#### [GOAL OF THE EXERCISE]
Gather each line of the records where "value" appears.
============================================================
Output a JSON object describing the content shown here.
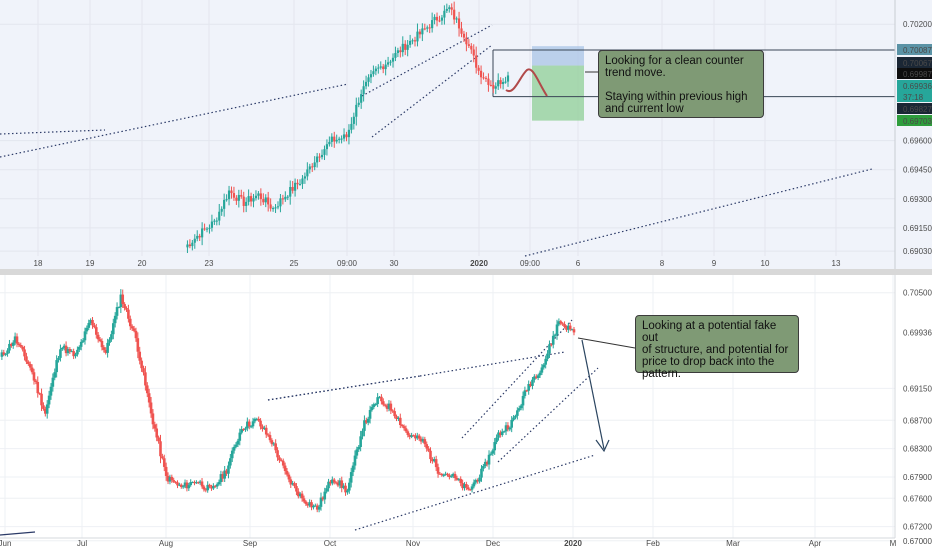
{
  "chart_data": [
    {
      "type": "candlestick",
      "panel": "top",
      "timeframe": "intraday",
      "x_tick_labels": [
        "18",
        "19",
        "20",
        "23",
        "25",
        "09:00",
        "30",
        "2020",
        "09:00",
        "6",
        "8",
        "9",
        "10",
        "13"
      ],
      "y_tick_labels": [
        "0.70200",
        "0.69600",
        "0.69450",
        "0.69300",
        "0.69150",
        "0.69030"
      ],
      "ylim": [
        0.69005,
        0.70325
      ],
      "price_tags": [
        {
          "value": "0.70087",
          "color": "#5b93a6"
        },
        {
          "value": "0.70067",
          "color": "#1b2735"
        },
        {
          "value": "0.69987",
          "color": "#0e0e0e"
        },
        {
          "value": "0.69936",
          "color": "#26a69a"
        },
        {
          "value": "37:18",
          "color": "#26a69a"
        },
        {
          "value": "0.69827",
          "color": "#1b2735"
        },
        {
          "value": "0.69703",
          "color": "#2e9d3c"
        }
      ],
      "horizontal_levels": [
        0.70067,
        0.69827
      ],
      "trade_zone": {
        "entry": 0.69987,
        "take_profit": 0.69703,
        "stop_loss": 0.70087
      },
      "annotation": "Looking for a clean counter\ntrend move.\n\nStaying within previous high\nand current low"
    },
    {
      "type": "candlestick",
      "panel": "bottom",
      "timeframe": "daily",
      "x_tick_labels": [
        "Jun",
        "Jul",
        "Aug",
        "Sep",
        "Oct",
        "Nov",
        "Dec",
        "2020",
        "Feb",
        "Mar",
        "Apr",
        "M"
      ],
      "y_tick_labels": [
        "0.70500",
        "0.69936",
        "0.69150",
        "0.68700",
        "0.68300",
        "0.67900",
        "0.67600",
        "0.67200",
        "0.67000"
      ],
      "ylim": [
        0.6687,
        0.7075
      ],
      "last_price_tag": {
        "value": "0.69936",
        "color": "#ef5350"
      },
      "annotation": "Looking at a potential fake out\nof structure, and potential for\nprice to drop back into the\npattern."
    }
  ],
  "colors": {
    "bull": "#26a69a",
    "bear": "#ef5350",
    "top_background": "#f0f3fa",
    "bottom_background": "#ffffff",
    "note_fill": "#7f9a75",
    "divider": "#d8d8d8"
  }
}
============================================================
#### [THE REPLY]
          "value": "0.70087",
          "value": "0.70067",
          "value": "0.69987",
          "value": "0.69936",
          "value": "37:18",
          "value": "0.69827",
          "value": "0.69703",
        "value": "0.69936",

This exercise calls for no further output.